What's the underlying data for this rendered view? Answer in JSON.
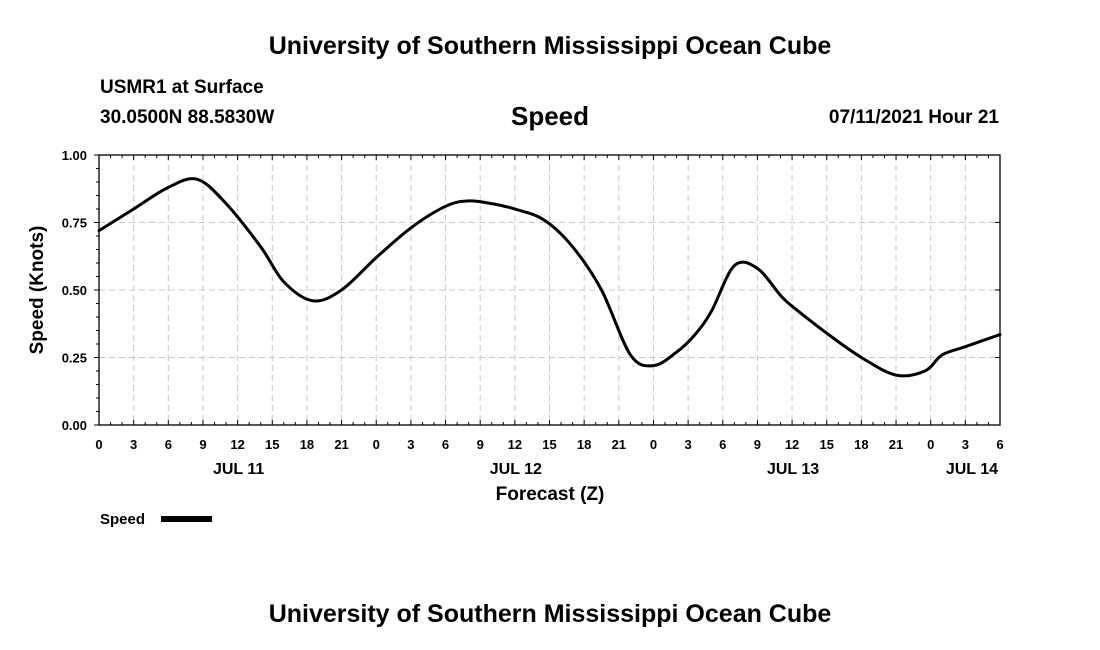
{
  "header": {
    "title_top": "University of Southern Mississippi Ocean Cube",
    "station": "USMR1 at Surface",
    "coords": "30.0500N  88.5830W",
    "variable": "Speed",
    "datetime": "07/11/2021 Hour 21",
    "title_bottom": "University of Southern Mississippi Ocean Cube"
  },
  "legend": {
    "label": "Speed"
  },
  "chart_data": {
    "type": "line",
    "xlabel": "Forecast (Z)",
    "ylabel": "Speed (Knots)",
    "ylim": [
      0,
      1
    ],
    "y_ticks": [
      "0.00",
      "0.25",
      "0.50",
      "0.75",
      "1.00"
    ],
    "x_range_hours": [
      0,
      78
    ],
    "x_ticks": [
      "0",
      "3",
      "6",
      "9",
      "12",
      "15",
      "18",
      "21",
      "0",
      "3",
      "6",
      "9",
      "12",
      "15",
      "18",
      "21",
      "0",
      "3",
      "6",
      "9",
      "12",
      "15",
      "18",
      "21",
      "0",
      "3",
      "6"
    ],
    "day_labels": [
      {
        "label": "JUL 11",
        "hour": 12
      },
      {
        "label": "JUL 12",
        "hour": 36
      },
      {
        "label": "JUL 13",
        "hour": 60
      },
      {
        "label": "JUL 14",
        "hour": 78
      }
    ],
    "grid": true,
    "series": [
      {
        "name": "Speed",
        "color": "#000000",
        "x": [
          0,
          3,
          6,
          8.5,
          11,
          14,
          16,
          18.5,
          21,
          24,
          27,
          30,
          32,
          34,
          36,
          38.5,
          41,
          43.5,
          46,
          48,
          50,
          51.5,
          53,
          55,
          57,
          59,
          60,
          63,
          66,
          69,
          71.5,
          73,
          75,
          78
        ],
        "values": [
          0.72,
          0.8,
          0.88,
          0.91,
          0.82,
          0.66,
          0.53,
          0.46,
          0.5,
          0.62,
          0.73,
          0.81,
          0.83,
          0.82,
          0.8,
          0.76,
          0.66,
          0.5,
          0.26,
          0.22,
          0.27,
          0.33,
          0.42,
          0.59,
          0.58,
          0.48,
          0.44,
          0.34,
          0.25,
          0.185,
          0.2,
          0.26,
          0.29,
          0.335
        ]
      }
    ]
  }
}
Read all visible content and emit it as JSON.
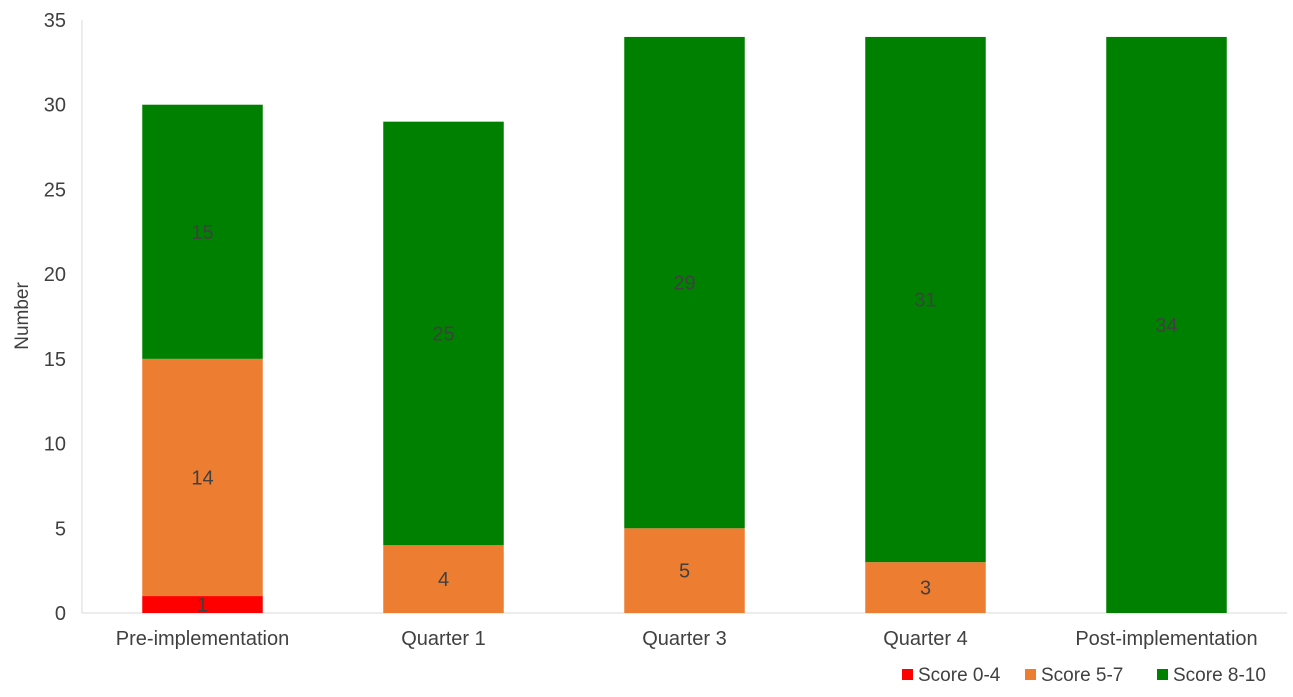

-------------------------

Task objective: Report how many lines of the data contain the word "Southern", using the number alone.

Finished task: 2